- Task prompt
Restate the listing below word for word; no pictures belong in the copy.
════════
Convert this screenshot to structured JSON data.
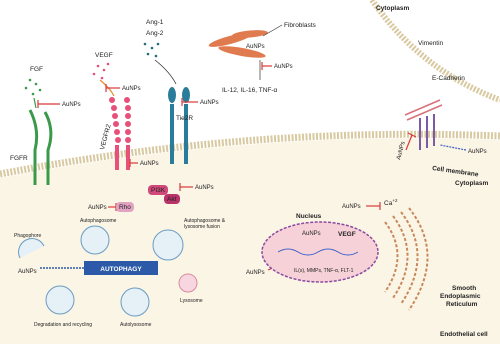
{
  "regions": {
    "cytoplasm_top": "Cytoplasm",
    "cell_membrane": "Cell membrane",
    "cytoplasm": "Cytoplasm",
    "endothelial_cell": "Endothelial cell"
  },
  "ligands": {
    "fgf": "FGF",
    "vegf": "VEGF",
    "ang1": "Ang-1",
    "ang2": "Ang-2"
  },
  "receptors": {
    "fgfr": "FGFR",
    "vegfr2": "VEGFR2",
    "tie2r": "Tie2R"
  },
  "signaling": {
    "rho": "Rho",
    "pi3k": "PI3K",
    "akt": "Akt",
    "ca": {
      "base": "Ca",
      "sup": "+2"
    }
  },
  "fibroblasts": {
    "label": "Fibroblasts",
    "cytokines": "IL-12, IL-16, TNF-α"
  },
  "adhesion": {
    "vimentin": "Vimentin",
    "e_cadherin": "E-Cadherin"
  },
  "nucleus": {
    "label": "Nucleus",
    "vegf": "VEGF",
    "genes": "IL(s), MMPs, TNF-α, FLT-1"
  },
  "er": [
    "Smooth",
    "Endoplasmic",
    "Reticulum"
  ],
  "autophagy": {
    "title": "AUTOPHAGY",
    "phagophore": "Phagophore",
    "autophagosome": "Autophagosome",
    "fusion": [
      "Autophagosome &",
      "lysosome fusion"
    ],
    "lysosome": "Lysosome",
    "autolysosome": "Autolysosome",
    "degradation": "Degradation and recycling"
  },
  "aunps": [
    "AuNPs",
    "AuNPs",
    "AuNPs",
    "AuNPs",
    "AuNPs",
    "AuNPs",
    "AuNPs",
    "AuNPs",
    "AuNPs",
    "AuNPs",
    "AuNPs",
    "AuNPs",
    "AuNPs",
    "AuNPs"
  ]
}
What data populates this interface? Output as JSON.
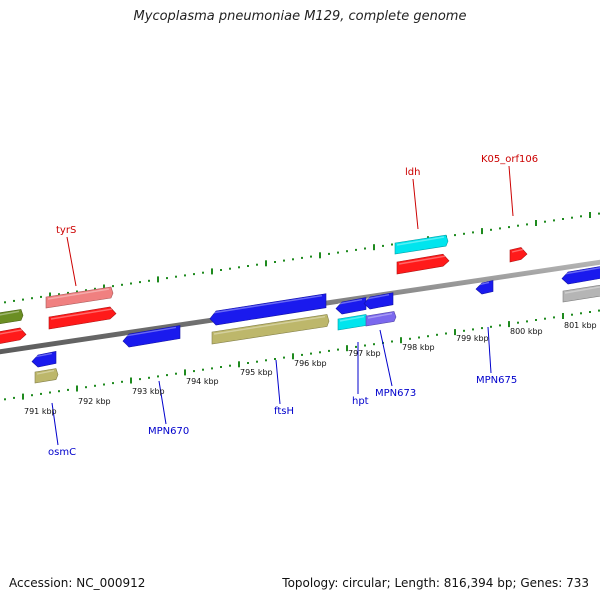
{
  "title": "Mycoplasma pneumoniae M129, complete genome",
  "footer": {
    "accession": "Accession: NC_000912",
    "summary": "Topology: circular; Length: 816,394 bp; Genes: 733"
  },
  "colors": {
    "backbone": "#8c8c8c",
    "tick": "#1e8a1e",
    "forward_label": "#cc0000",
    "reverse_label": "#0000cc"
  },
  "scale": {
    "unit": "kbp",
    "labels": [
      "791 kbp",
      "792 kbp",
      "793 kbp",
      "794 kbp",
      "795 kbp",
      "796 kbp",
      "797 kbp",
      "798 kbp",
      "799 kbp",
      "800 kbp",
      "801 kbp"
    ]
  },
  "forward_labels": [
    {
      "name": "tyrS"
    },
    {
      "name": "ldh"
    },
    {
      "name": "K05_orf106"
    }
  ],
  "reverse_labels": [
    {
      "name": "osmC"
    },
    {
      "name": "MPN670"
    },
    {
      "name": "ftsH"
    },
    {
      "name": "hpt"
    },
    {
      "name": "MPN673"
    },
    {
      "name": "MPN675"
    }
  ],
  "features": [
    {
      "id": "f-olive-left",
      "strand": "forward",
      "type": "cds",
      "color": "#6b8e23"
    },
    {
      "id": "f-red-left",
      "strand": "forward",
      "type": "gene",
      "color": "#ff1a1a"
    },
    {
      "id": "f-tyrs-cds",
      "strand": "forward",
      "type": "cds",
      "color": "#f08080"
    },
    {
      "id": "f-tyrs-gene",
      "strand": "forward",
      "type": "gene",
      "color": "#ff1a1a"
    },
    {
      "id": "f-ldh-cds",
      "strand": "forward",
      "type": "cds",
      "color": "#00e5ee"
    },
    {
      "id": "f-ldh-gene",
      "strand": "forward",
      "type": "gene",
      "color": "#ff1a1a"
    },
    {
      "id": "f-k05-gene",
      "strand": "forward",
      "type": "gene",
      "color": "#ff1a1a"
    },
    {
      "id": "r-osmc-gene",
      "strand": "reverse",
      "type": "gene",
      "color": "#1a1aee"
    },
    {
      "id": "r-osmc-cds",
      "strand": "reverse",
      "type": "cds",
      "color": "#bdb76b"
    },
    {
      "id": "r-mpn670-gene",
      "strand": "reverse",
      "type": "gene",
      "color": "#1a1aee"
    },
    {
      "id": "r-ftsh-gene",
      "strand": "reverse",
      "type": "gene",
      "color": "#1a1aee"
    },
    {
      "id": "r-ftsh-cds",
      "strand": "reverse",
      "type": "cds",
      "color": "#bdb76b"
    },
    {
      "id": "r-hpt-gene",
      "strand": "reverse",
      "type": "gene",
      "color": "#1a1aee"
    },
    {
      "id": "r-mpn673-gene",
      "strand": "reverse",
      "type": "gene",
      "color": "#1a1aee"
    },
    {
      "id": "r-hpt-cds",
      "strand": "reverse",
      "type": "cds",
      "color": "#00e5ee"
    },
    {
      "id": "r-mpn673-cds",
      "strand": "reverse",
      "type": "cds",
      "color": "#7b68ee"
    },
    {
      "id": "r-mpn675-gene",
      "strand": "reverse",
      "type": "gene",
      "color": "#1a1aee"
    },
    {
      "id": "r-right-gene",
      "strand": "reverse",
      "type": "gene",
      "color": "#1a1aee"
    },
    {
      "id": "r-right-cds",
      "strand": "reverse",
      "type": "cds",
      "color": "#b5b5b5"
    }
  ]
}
════════
- Worked solution
Convert this screenshot to structured JSON data.
{
  "regions": {
    "cytoplasm_top": "Cytoplasm",
    "cell_membrane": "Cell membrane",
    "cytoplasm": "Cytoplasm",
    "endothelial_cell": "Endothelial cell"
  },
  "ligands": {
    "fgf": "FGF",
    "vegf": "VEGF",
    "ang1": "Ang-1",
    "ang2": "Ang-2"
  },
  "receptors": {
    "fgfr": "FGFR",
    "vegfr2": "VEGFR2",
    "tie2r": "Tie2R"
  },
  "signaling": {
    "rho": "Rho",
    "pi3k": "PI3K",
    "akt": "Akt",
    "ca": {
      "base": "Ca",
      "sup": "+2"
    }
  },
  "fibroblasts": {
    "label": "Fibroblasts",
    "cytokines": "IL-12, IL-16, TNF-α"
  },
  "adhesion": {
    "vimentin": "Vimentin",
    "e_cadherin": "E-Cadherin"
  },
  "nucleus": {
    "label": "Nucleus",
    "vegf": "VEGF",
    "genes": "IL(s), MMPs, TNF-α, FLT-1"
  },
  "er": [
    "Smooth",
    "Endoplasmic",
    "Reticulum"
  ],
  "autophagy": {
    "title": "AUTOPHAGY",
    "phagophore": "Phagophore",
    "autophagosome": "Autophagosome",
    "fusion": [
      "Autophagosome &",
      "lysosome fusion"
    ],
    "lysosome": "Lysosome",
    "autolysosome": "Autolysosome",
    "degradation": "Degradation and recycling"
  },
  "aunps": [
    "AuNPs",
    "AuNPs",
    "AuNPs",
    "AuNPs",
    "AuNPs",
    "AuNPs",
    "AuNPs",
    "AuNPs",
    "AuNPs",
    "AuNPs",
    "AuNPs",
    "AuNPs",
    "AuNPs",
    "AuNPs"
  ]
}
What data populates this interface? Output as JSON.
{
  "title": "Mycoplasma pneumoniae M129, complete genome",
  "footer": {
    "accession": "Accession: NC_000912",
    "summary": "Topology: circular; Length: 816,394 bp; Genes: 733"
  },
  "colors": {
    "backbone": "#8c8c8c",
    "tick": "#1e8a1e",
    "forward_label": "#cc0000",
    "reverse_label": "#0000cc"
  },
  "scale": {
    "unit": "kbp",
    "labels": [
      "791 kbp",
      "792 kbp",
      "793 kbp",
      "794 kbp",
      "795 kbp",
      "796 kbp",
      "797 kbp",
      "798 kbp",
      "799 kbp",
      "800 kbp",
      "801 kbp"
    ]
  },
  "forward_labels": [
    {
      "name": "tyrS"
    },
    {
      "name": "ldh"
    },
    {
      "name": "K05_orf106"
    }
  ],
  "reverse_labels": [
    {
      "name": "osmC"
    },
    {
      "name": "MPN670"
    },
    {
      "name": "ftsH"
    },
    {
      "name": "hpt"
    },
    {
      "name": "MPN673"
    },
    {
      "name": "MPN675"
    }
  ],
  "features": [
    {
      "id": "f-olive-left",
      "strand": "forward",
      "type": "cds",
      "color": "#6b8e23"
    },
    {
      "id": "f-red-left",
      "strand": "forward",
      "type": "gene",
      "color": "#ff1a1a"
    },
    {
      "id": "f-tyrs-cds",
      "strand": "forward",
      "type": "cds",
      "color": "#f08080"
    },
    {
      "id": "f-tyrs-gene",
      "strand": "forward",
      "type": "gene",
      "color": "#ff1a1a"
    },
    {
      "id": "f-ldh-cds",
      "strand": "forward",
      "type": "cds",
      "color": "#00e5ee"
    },
    {
      "id": "f-ldh-gene",
      "strand": "forward",
      "type": "gene",
      "color": "#ff1a1a"
    },
    {
      "id": "f-k05-gene",
      "strand": "forward",
      "type": "gene",
      "color": "#ff1a1a"
    },
    {
      "id": "r-osmc-gene",
      "strand": "reverse",
      "type": "gene",
      "color": "#1a1aee"
    },
    {
      "id": "r-osmc-cds",
      "strand": "reverse",
      "type": "cds",
      "color": "#bdb76b"
    },
    {
      "id": "r-mpn670-gene",
      "strand": "reverse",
      "type": "gene",
      "color": "#1a1aee"
    },
    {
      "id": "r-ftsh-gene",
      "strand": "reverse",
      "type": "gene",
      "color": "#1a1aee"
    },
    {
      "id": "r-ftsh-cds",
      "strand": "reverse",
      "type": "cds",
      "color": "#bdb76b"
    },
    {
      "id": "r-hpt-gene",
      "strand": "reverse",
      "type": "gene",
      "color": "#1a1aee"
    },
    {
      "id": "r-mpn673-gene",
      "strand": "reverse",
      "type": "gene",
      "color": "#1a1aee"
    },
    {
      "id": "r-hpt-cds",
      "strand": "reverse",
      "type": "cds",
      "color": "#00e5ee"
    },
    {
      "id": "r-mpn673-cds",
      "strand": "reverse",
      "type": "cds",
      "color": "#7b68ee"
    },
    {
      "id": "r-mpn675-gene",
      "strand": "reverse",
      "type": "gene",
      "color": "#1a1aee"
    },
    {
      "id": "r-right-gene",
      "strand": "reverse",
      "type": "gene",
      "color": "#1a1aee"
    },
    {
      "id": "r-right-cds",
      "strand": "reverse",
      "type": "cds",
      "color": "#b5b5b5"
    }
  ]
}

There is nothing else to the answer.